> What is required
Copy out each line of the data that holds the word "Pressure".

> Data shown
+++
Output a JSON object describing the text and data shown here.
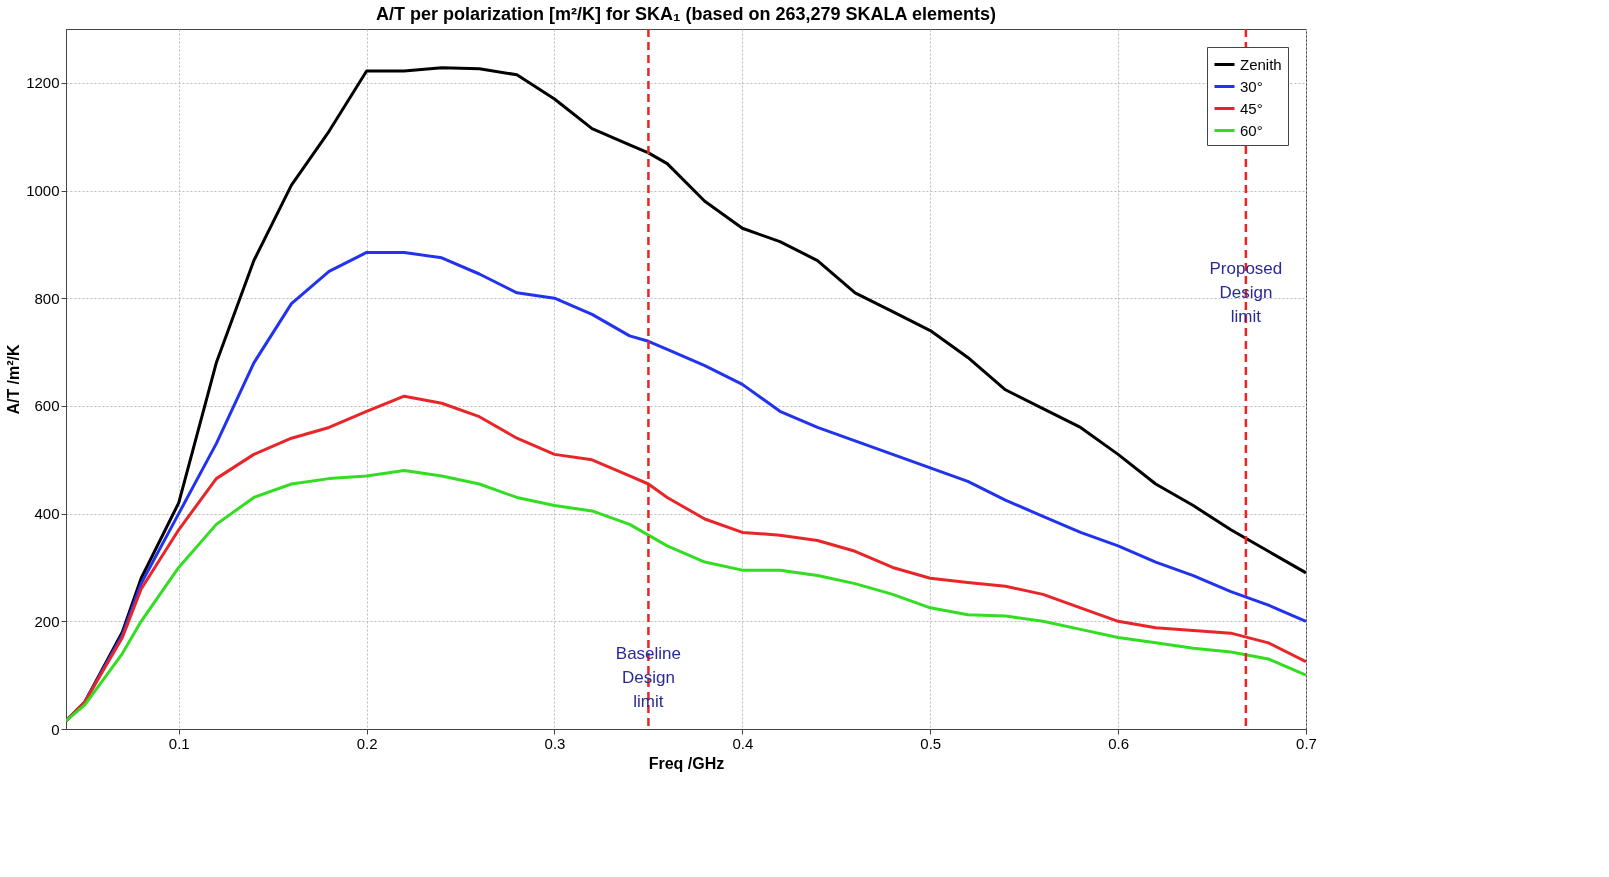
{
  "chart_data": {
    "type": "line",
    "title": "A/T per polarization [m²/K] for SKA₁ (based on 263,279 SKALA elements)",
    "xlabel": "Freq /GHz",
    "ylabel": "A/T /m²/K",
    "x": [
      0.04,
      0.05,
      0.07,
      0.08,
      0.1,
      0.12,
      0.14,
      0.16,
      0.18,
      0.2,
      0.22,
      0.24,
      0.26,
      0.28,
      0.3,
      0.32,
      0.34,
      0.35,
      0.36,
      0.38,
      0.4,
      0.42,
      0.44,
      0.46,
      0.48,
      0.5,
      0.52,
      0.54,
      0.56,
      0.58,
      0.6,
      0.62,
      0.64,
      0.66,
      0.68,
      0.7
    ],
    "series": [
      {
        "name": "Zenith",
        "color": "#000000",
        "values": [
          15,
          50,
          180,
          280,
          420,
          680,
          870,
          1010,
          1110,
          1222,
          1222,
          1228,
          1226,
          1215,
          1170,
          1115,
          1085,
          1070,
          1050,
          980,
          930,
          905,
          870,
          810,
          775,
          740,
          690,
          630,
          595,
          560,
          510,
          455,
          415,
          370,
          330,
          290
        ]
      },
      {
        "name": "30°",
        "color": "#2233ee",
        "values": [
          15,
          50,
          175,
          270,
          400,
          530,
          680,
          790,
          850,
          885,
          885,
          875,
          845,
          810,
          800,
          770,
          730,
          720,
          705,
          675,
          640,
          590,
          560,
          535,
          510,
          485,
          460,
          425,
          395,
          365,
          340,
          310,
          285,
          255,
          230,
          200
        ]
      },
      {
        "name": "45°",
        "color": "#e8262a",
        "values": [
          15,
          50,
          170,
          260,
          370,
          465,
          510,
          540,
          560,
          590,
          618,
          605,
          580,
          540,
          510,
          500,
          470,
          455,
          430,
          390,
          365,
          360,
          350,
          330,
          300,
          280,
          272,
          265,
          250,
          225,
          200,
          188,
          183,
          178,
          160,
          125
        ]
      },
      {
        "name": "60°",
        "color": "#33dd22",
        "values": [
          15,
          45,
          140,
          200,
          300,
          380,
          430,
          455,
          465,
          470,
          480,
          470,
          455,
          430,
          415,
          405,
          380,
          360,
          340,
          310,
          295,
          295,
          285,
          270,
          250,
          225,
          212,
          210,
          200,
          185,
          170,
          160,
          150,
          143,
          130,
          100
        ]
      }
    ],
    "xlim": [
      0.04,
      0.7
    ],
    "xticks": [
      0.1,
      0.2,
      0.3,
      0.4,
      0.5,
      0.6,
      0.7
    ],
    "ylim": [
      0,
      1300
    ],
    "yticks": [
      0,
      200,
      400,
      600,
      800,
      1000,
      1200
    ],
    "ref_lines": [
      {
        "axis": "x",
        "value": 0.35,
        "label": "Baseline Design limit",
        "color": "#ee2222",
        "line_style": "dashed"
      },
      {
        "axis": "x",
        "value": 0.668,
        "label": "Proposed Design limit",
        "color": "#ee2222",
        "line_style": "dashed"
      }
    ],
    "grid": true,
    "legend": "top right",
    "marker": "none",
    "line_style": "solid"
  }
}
+++
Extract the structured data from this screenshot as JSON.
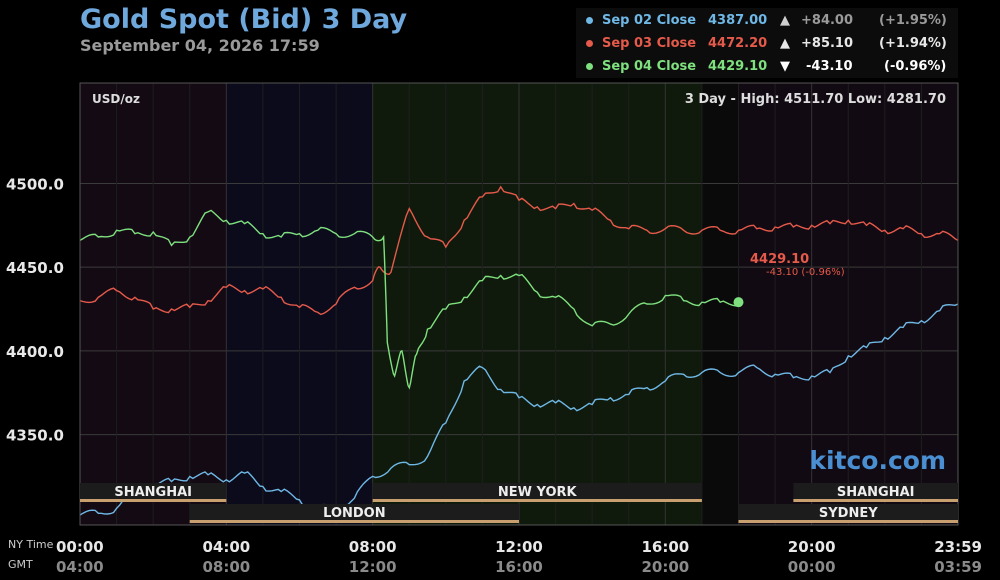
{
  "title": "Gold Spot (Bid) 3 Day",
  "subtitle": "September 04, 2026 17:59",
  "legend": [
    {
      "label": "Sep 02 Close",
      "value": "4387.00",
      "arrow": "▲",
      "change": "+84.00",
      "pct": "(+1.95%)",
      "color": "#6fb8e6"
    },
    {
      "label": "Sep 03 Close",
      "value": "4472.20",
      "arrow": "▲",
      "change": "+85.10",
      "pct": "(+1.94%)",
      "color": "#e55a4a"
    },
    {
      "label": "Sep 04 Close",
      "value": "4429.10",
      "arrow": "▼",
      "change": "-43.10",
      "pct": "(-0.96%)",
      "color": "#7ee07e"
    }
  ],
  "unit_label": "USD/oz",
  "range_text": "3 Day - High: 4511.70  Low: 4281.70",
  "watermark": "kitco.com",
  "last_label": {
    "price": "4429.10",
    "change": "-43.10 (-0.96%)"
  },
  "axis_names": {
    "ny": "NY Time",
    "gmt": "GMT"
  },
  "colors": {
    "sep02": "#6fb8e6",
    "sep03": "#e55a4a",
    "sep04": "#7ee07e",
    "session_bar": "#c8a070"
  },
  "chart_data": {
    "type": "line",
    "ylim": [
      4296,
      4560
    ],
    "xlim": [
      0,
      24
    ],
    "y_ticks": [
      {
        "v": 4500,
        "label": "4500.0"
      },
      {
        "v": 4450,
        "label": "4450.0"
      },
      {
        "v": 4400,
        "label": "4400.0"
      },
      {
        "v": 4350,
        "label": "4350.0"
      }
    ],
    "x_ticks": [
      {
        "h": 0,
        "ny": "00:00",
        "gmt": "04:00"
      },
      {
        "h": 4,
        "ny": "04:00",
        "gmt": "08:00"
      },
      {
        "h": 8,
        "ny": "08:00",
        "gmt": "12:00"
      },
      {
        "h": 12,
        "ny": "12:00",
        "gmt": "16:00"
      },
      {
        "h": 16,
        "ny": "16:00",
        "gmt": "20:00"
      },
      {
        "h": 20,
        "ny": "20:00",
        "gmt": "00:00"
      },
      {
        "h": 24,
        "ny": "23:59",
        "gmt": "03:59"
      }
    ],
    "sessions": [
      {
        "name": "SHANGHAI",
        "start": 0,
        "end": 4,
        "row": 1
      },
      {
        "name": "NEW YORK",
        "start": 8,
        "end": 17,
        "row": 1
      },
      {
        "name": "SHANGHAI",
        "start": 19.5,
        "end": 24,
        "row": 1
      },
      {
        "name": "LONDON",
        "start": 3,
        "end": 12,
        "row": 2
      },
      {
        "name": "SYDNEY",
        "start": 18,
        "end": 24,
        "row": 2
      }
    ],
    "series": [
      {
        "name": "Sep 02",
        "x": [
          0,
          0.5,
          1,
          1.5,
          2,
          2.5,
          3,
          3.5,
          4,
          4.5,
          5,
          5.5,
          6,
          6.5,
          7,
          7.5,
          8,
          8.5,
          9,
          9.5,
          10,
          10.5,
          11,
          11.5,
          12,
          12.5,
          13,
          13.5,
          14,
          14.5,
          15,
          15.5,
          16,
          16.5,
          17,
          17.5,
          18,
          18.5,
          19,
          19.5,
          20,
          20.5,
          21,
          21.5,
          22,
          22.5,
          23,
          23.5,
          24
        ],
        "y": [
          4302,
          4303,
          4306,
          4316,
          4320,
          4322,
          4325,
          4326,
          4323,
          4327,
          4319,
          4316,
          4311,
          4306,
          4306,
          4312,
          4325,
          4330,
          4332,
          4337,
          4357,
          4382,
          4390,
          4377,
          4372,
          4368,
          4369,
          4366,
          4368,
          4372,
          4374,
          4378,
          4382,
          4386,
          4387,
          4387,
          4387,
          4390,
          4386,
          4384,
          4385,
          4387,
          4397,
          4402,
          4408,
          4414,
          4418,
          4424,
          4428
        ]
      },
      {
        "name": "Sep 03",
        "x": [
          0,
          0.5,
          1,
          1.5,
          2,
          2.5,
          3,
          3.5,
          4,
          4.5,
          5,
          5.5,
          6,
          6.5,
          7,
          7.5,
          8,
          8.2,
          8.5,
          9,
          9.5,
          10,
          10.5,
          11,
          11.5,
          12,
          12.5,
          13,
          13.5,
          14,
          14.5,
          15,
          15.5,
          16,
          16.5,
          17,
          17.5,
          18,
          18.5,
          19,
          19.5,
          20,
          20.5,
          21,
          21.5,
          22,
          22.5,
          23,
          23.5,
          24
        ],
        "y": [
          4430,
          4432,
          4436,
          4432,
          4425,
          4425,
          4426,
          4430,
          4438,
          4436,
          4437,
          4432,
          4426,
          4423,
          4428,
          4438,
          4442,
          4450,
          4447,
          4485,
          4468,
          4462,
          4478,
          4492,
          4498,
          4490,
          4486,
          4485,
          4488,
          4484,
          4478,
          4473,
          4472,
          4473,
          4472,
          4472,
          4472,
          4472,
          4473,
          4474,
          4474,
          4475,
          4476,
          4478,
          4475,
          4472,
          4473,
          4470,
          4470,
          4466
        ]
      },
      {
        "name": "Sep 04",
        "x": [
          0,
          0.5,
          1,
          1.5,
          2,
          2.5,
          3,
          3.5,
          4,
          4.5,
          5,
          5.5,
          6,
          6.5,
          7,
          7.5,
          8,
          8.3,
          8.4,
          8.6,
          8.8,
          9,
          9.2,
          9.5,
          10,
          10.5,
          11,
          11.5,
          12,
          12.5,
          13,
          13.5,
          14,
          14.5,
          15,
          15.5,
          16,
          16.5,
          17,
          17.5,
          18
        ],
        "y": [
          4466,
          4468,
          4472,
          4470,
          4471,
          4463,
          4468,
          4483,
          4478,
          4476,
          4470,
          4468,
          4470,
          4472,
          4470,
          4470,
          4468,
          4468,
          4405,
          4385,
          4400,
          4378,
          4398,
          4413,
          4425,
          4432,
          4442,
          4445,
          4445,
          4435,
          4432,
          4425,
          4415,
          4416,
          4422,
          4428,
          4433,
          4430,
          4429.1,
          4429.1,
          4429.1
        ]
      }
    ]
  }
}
+++
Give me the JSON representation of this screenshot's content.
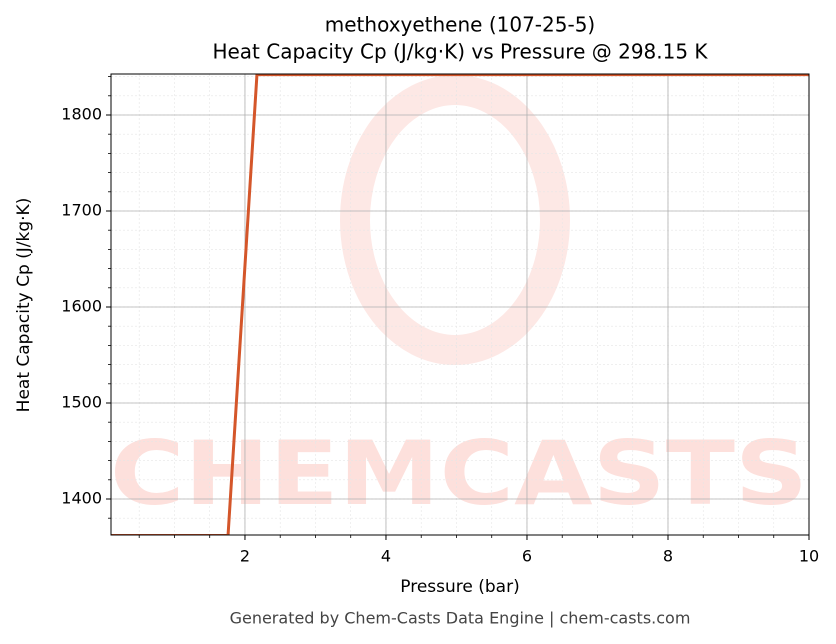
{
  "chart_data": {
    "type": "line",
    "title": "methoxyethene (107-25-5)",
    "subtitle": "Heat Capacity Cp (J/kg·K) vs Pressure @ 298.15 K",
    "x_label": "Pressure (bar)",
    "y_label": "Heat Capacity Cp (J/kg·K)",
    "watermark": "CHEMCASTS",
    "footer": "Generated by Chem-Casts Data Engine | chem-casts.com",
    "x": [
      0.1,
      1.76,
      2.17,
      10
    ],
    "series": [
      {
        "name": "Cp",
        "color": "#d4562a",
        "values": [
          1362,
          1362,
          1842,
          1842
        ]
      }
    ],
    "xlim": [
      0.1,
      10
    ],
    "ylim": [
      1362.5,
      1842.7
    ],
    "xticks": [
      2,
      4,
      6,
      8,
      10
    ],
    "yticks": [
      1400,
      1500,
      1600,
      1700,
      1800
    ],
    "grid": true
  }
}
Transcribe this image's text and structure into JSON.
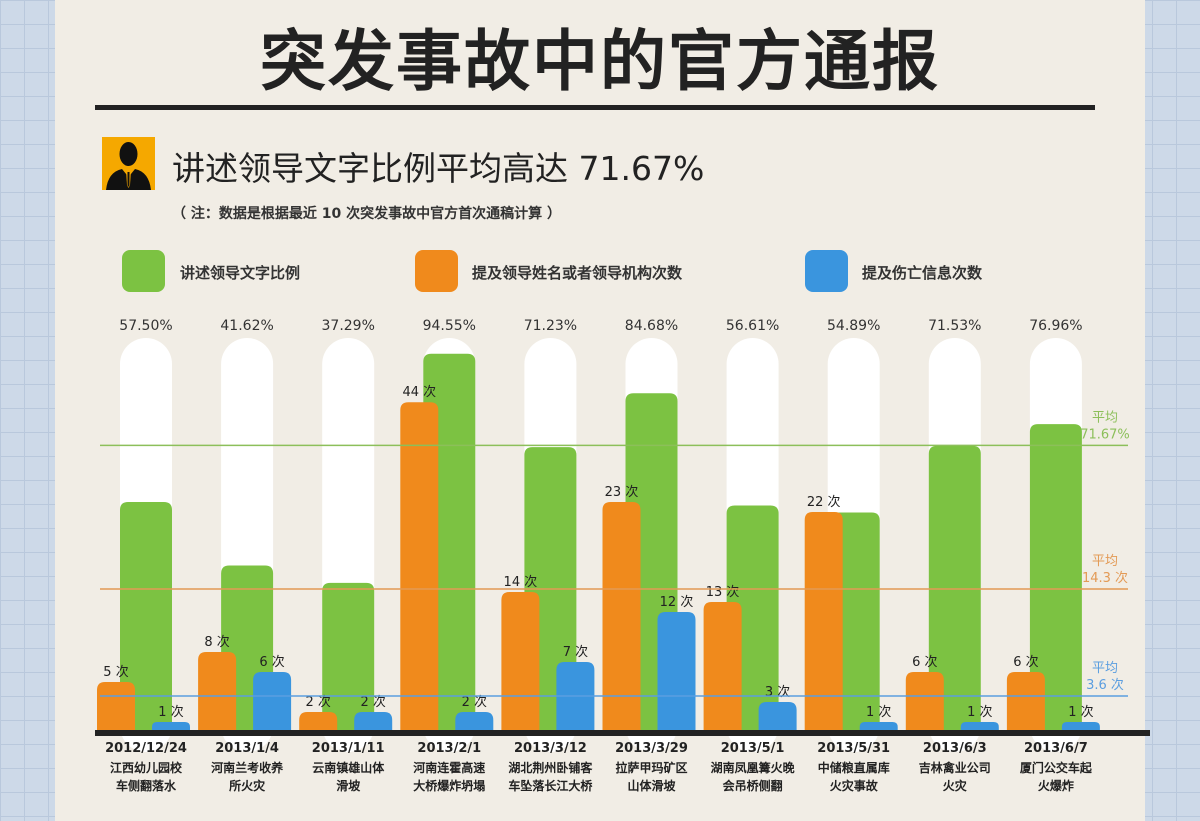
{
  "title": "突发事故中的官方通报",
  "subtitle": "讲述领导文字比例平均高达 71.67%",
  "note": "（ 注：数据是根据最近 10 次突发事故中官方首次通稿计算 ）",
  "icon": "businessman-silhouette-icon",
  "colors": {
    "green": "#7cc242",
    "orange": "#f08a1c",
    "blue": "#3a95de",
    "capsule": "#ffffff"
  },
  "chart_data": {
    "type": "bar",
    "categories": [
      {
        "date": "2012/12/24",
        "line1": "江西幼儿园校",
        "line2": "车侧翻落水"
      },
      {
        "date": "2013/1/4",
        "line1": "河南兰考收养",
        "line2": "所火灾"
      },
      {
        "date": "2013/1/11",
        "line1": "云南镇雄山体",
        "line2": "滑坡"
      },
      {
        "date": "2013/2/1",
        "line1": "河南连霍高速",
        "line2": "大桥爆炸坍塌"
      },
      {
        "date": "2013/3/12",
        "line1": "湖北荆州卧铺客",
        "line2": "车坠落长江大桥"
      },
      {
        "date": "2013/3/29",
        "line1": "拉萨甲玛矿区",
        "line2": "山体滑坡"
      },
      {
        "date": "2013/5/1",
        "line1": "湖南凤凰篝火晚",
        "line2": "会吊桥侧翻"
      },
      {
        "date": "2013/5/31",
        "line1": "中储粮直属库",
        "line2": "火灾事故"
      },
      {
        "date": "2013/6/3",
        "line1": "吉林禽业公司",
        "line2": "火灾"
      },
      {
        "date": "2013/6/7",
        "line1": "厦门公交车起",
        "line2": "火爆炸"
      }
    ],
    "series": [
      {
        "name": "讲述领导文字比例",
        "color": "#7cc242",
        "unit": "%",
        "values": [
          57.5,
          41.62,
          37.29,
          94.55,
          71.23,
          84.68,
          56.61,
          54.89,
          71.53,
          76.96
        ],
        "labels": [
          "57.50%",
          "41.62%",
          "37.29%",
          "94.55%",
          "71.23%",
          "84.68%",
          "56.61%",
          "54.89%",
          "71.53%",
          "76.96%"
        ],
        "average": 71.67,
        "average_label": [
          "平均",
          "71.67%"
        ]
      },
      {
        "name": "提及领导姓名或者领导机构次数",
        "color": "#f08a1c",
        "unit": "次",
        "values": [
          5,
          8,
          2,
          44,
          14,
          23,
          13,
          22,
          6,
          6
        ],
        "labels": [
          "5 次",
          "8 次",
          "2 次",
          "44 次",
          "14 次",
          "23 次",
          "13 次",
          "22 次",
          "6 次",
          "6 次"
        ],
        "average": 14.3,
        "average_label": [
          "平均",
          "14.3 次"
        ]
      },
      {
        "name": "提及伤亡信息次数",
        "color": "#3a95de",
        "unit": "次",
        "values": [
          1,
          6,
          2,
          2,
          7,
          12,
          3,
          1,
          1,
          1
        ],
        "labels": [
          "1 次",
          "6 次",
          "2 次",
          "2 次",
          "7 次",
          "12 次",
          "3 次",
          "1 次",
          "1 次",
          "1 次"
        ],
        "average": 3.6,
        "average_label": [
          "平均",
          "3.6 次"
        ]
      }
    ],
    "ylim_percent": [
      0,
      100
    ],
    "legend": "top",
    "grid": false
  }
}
+++
> Exercise answer
    "subtitle": "Heat Capacity Cp (J/kg·K) vs Pressure @ 298.15 K",
    "x_label": "Pressure (bar)",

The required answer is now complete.